* _Material shown_
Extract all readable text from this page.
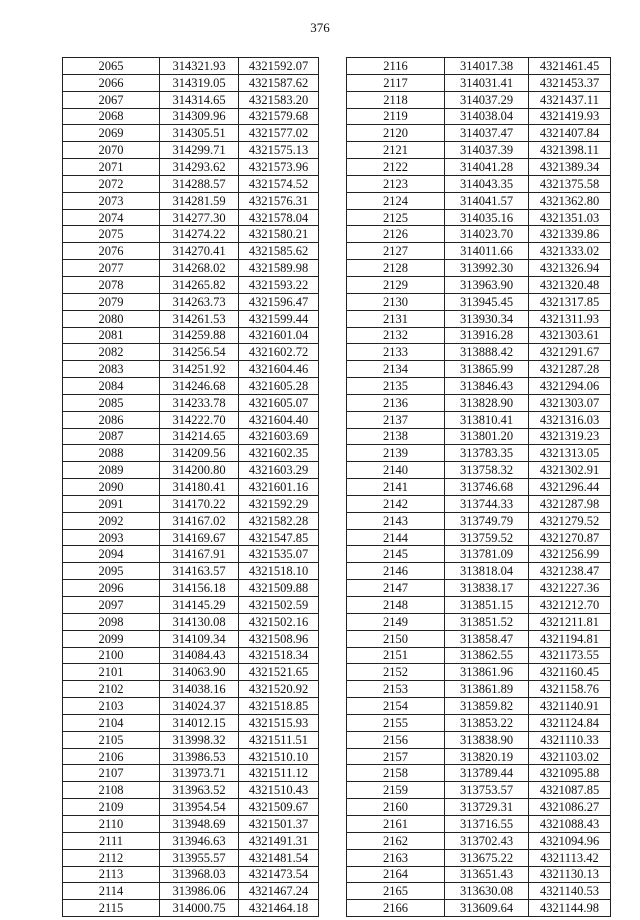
376
2065	314321.93	4321592.07
2066	314319.05	4321587.62
2067	314314.65	4321583.20
2068	314309.96	4321579.68
2069	314305.51	4321577.02
2070	314299.71	4321575.13
2071	314293.62	4321573.96
2072	314288.57	4321574.52
2073	314281.59	4321576.31
2074	314277.30	4321578.04
2075	314274.22	4321580.21
2076	314270.41	4321585.62
2077	314268.02	4321589.98
2078	314265.82	4321593.22
2079	314263.73	4321596.47
2080	314261.53	4321599.44
2081	314259.88	4321601.04
2082	314256.54	4321602.72
2083	314251.92	4321604.46
2084	314246.68	4321605.28
2085	314233.78	4321605.07
2086	314222.70	4321604.40
2087	314214.65	4321603.69
2088	314209.56	4321602.35
2089	314200.80	4321603.29
2090	314180.41	4321601.16
2091	314170.22	4321592.29
2092	314167.02	4321582.28
2093	314169.67	4321547.85
2094	314167.91	4321535.07
2095	314163.57	4321518.10
2096	314156.18	4321509.88
2097	314145.29	4321502.59
2098	314130.08	4321502.16
2099	314109.34	4321508.96
2100	314084.43	4321518.34
2101	314063.90	4321521.65
2102	314038.16	4321520.92
2103	314024.37	4321518.85
2104	314012.15	4321515.93
2105	313998.32	4321511.51
2106	313986.53	4321510.10
2107	313973.71	4321511.12
2108	313963.52	4321510.43
2109	313954.54	4321509.67
2110	313948.69	4321501.37
2111	313946.63	4321491.31
2112	313955.57	4321481.54
2113	313968.03	4321473.54
2114	313986.06	4321467.24
2115	314000.75	4321464.18
2116	314017.38	4321461.45
2117	314031.41	4321453.37
2118	314037.29	4321437.11
2119	314038.04	4321419.93
2120	314037.47	4321407.84
2121	314037.39	4321398.11
2122	314041.28	4321389.34
2123	314043.35	4321375.58
2124	314041.57	4321362.80
2125	314035.16	4321351.03
2126	314023.70	4321339.86
2127	314011.66	4321333.02
2128	313992.30	4321326.94
2129	313963.90	4321320.48
2130	313945.45	4321317.85
2131	313930.34	4321311.93
2132	313916.28	4321303.61
2133	313888.42	4321291.67
2134	313865.99	4321287.28
2135	313846.43	4321294.06
2136	313828.90	4321303.07
2137	313810.41	4321316.03
2138	313801.20	4321319.23
2139	313783.35	4321313.05
2140	313758.32	4321302.91
2141	313746.68	4321296.44
2142	313744.33	4321287.98
2143	313749.79	4321279.52
2144	313759.52	4321270.87
2145	313781.09	4321256.99
2146	313818.04	4321238.47
2147	313838.17	4321227.36
2148	313851.15	4321212.70
2149	313851.52	4321211.81
2150	313858.47	4321194.81
2151	313862.55	4321173.55
2152	313861.96	4321160.45
2153	313861.89	4321158.76
2154	313859.82	4321140.91
2155	313853.22	4321124.84
2156	313838.90	4321110.33
2157	313820.19	4321103.02
2158	313789.44	4321095.88
2159	313753.57	4321087.85
2160	313729.31	4321086.27
2161	313716.55	4321088.43
2162	313702.43	4321094.96
2163	313675.22	4321113.42
2164	313651.43	4321130.13
2165	313630.08	4321140.53
2166	313609.64	4321144.98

* _Your goal_
Omit every picture while copying the listing above exactly.

* _Result_
Extract all readable text from this page.
376
2065	314321.93	4321592.07
2066	314319.05	4321587.62
2067	314314.65	4321583.20
2068	314309.96	4321579.68
2069	314305.51	4321577.02
2070	314299.71	4321575.13
2071	314293.62	4321573.96
2072	314288.57	4321574.52
2073	314281.59	4321576.31
2074	314277.30	4321578.04
2075	314274.22	4321580.21
2076	314270.41	4321585.62
2077	314268.02	4321589.98
2078	314265.82	4321593.22
2079	314263.73	4321596.47
2080	314261.53	4321599.44
2081	314259.88	4321601.04
2082	314256.54	4321602.72
2083	314251.92	4321604.46
2084	314246.68	4321605.28
2085	314233.78	4321605.07
2086	314222.70	4321604.40
2087	314214.65	4321603.69
2088	314209.56	4321602.35
2089	314200.80	4321603.29
2090	314180.41	4321601.16
2091	314170.22	4321592.29
2092	314167.02	4321582.28
2093	314169.67	4321547.85
2094	314167.91	4321535.07
2095	314163.57	4321518.10
2096	314156.18	4321509.88
2097	314145.29	4321502.59
2098	314130.08	4321502.16
2099	314109.34	4321508.96
2100	314084.43	4321518.34
2101	314063.90	4321521.65
2102	314038.16	4321520.92
2103	314024.37	4321518.85
2104	314012.15	4321515.93
2105	313998.32	4321511.51
2106	313986.53	4321510.10
2107	313973.71	4321511.12
2108	313963.52	4321510.43
2109	313954.54	4321509.67
2110	313948.69	4321501.37
2111	313946.63	4321491.31
2112	313955.57	4321481.54
2113	313968.03	4321473.54
2114	313986.06	4321467.24
2115	314000.75	4321464.18
2116	314017.38	4321461.45
2117	314031.41	4321453.37
2118	314037.29	4321437.11
2119	314038.04	4321419.93
2120	314037.47	4321407.84
2121	314037.39	4321398.11
2122	314041.28	4321389.34
2123	314043.35	4321375.58
2124	314041.57	4321362.80
2125	314035.16	4321351.03
2126	314023.70	4321339.86
2127	314011.66	4321333.02
2128	313992.30	4321326.94
2129	313963.90	4321320.48
2130	313945.45	4321317.85
2131	313930.34	4321311.93
2132	313916.28	4321303.61
2133	313888.42	4321291.67
2134	313865.99	4321287.28
2135	313846.43	4321294.06
2136	313828.90	4321303.07
2137	313810.41	4321316.03
2138	313801.20	4321319.23
2139	313783.35	4321313.05
2140	313758.32	4321302.91
2141	313746.68	4321296.44
2142	313744.33	4321287.98
2143	313749.79	4321279.52
2144	313759.52	4321270.87
2145	313781.09	4321256.99
2146	313818.04	4321238.47
2147	313838.17	4321227.36
2148	313851.15	4321212.70
2149	313851.52	4321211.81
2150	313858.47	4321194.81
2151	313862.55	4321173.55
2152	313861.96	4321160.45
2153	313861.89	4321158.76
2154	313859.82	4321140.91
2155	313853.22	4321124.84
2156	313838.90	4321110.33
2157	313820.19	4321103.02
2158	313789.44	4321095.88
2159	313753.57	4321087.85
2160	313729.31	4321086.27
2161	313716.55	4321088.43
2162	313702.43	4321094.96
2163	313675.22	4321113.42
2164	313651.43	4321130.13
2165	313630.08	4321140.53
2166	313609.64	4321144.98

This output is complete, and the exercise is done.